[Stored entries]

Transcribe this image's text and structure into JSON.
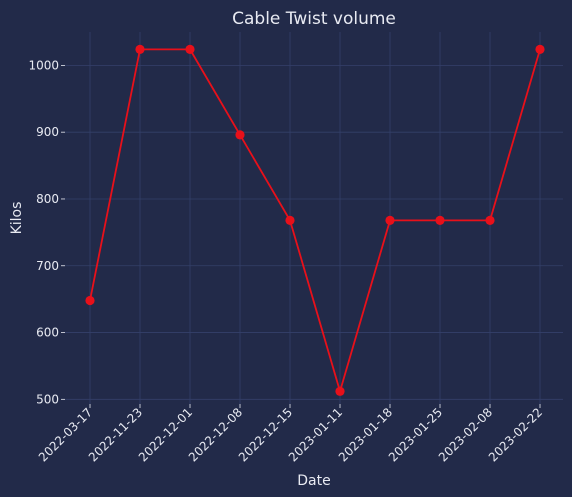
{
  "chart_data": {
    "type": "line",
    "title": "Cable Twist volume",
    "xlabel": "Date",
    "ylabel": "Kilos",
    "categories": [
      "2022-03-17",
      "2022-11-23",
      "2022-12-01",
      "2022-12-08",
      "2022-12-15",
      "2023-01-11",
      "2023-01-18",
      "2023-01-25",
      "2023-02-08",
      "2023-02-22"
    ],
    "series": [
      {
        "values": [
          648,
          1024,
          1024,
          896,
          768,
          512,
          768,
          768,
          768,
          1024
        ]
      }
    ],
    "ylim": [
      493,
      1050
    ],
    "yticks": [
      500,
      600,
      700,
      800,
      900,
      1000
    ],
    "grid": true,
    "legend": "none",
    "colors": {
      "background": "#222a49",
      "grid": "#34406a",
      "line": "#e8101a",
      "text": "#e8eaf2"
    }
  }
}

==

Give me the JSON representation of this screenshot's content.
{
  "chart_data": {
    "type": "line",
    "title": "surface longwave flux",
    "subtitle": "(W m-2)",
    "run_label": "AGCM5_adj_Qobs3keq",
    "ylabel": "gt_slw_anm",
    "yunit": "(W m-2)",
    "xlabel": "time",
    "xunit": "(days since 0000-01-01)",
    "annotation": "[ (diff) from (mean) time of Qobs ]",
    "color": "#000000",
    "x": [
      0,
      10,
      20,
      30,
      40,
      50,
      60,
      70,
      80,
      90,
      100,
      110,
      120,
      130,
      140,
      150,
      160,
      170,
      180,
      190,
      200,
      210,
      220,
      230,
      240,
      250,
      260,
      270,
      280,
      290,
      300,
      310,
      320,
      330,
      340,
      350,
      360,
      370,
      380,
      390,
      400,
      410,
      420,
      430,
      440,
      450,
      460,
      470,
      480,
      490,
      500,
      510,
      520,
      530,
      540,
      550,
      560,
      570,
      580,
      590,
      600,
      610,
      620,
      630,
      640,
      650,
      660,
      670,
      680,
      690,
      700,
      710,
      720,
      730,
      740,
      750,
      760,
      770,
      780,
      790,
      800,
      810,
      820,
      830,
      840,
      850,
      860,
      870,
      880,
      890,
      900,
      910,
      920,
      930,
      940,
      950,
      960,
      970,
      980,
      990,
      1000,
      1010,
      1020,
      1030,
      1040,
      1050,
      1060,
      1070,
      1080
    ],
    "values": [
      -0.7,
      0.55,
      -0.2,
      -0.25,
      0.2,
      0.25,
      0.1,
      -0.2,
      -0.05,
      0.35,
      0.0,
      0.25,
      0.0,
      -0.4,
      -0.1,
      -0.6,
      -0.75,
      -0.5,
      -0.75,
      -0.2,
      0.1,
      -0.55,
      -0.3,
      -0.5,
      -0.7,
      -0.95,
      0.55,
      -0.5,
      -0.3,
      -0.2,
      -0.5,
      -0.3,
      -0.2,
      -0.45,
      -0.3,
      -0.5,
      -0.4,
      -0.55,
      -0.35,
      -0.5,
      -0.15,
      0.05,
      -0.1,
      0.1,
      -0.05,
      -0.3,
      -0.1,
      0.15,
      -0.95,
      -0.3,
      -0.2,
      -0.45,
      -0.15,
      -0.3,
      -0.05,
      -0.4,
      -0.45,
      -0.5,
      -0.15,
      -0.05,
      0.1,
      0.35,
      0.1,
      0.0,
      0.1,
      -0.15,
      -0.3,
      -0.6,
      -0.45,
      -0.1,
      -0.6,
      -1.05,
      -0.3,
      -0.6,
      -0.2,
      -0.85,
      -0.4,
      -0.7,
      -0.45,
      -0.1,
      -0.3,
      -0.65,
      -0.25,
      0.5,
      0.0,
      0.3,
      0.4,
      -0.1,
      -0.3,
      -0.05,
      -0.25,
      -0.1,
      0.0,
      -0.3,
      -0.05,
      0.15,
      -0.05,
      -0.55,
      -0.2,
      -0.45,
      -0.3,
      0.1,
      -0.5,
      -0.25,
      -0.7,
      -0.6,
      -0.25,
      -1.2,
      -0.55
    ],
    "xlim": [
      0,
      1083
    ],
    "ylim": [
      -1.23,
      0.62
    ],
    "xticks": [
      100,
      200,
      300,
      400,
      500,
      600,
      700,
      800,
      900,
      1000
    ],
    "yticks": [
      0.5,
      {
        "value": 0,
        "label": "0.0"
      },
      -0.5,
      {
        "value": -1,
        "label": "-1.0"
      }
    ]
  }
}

...

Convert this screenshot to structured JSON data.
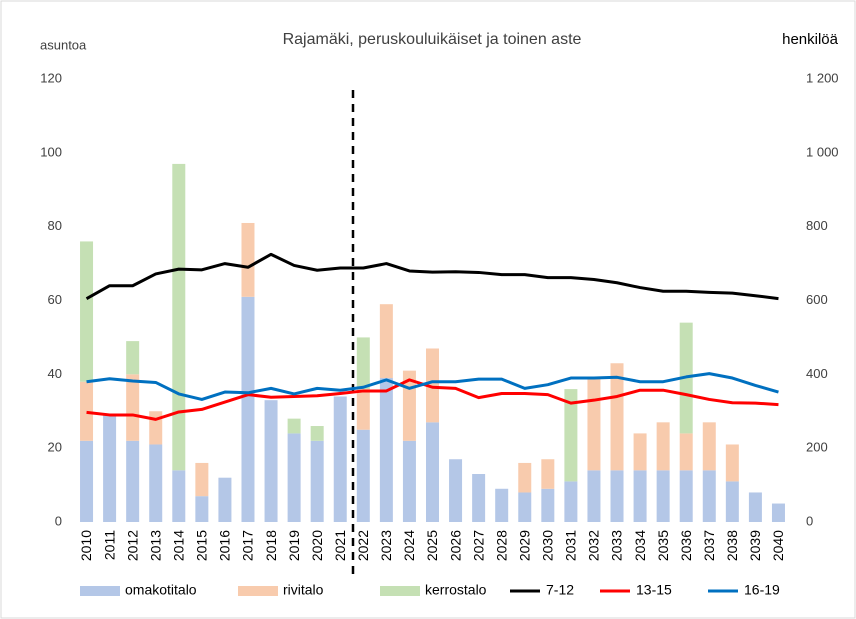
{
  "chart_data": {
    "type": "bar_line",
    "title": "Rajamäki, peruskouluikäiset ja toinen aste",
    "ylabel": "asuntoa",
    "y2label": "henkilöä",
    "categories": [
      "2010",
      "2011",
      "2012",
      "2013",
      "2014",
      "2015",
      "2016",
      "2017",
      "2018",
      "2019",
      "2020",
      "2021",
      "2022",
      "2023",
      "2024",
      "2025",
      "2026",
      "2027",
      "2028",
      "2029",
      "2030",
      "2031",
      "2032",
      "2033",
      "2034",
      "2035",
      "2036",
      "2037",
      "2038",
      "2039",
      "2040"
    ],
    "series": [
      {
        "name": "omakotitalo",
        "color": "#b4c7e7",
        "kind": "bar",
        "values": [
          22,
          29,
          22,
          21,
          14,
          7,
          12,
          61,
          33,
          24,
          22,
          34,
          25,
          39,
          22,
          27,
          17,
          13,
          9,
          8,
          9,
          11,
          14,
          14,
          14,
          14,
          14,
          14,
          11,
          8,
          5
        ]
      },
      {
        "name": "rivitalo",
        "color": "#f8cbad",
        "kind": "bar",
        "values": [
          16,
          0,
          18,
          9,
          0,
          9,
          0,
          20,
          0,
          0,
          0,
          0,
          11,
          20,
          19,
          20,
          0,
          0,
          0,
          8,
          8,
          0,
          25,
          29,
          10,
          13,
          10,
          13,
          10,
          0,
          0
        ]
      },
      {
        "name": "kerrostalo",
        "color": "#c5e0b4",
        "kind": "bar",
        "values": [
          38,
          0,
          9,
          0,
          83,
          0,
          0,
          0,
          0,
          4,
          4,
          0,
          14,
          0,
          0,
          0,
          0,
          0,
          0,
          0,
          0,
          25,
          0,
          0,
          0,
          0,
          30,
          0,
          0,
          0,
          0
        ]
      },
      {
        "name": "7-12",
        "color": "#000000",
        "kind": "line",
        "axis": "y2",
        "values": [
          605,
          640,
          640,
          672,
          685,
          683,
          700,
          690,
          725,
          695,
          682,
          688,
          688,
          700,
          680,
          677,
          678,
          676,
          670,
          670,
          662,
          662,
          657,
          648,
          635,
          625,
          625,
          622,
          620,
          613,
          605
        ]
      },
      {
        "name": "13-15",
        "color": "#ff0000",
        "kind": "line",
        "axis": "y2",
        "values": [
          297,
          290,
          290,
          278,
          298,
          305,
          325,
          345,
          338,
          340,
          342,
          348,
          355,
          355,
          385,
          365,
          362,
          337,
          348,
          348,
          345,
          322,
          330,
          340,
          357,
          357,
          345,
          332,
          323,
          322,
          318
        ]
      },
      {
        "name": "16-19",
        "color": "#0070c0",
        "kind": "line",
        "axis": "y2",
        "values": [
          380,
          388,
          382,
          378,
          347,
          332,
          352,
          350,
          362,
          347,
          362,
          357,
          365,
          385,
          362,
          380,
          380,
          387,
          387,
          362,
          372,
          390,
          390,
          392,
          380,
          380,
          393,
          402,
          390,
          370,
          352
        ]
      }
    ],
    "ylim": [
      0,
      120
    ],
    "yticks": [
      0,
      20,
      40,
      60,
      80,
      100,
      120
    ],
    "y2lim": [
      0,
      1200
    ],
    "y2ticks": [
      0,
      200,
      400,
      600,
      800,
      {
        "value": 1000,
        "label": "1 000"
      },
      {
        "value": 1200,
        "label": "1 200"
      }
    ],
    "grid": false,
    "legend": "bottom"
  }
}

§ Work to complete
Give every line of the material that includes the string "time".

§ The answer
    "xlabel": "time",
    "annotation": "[ (diff) from (mean) time of Qobs ]",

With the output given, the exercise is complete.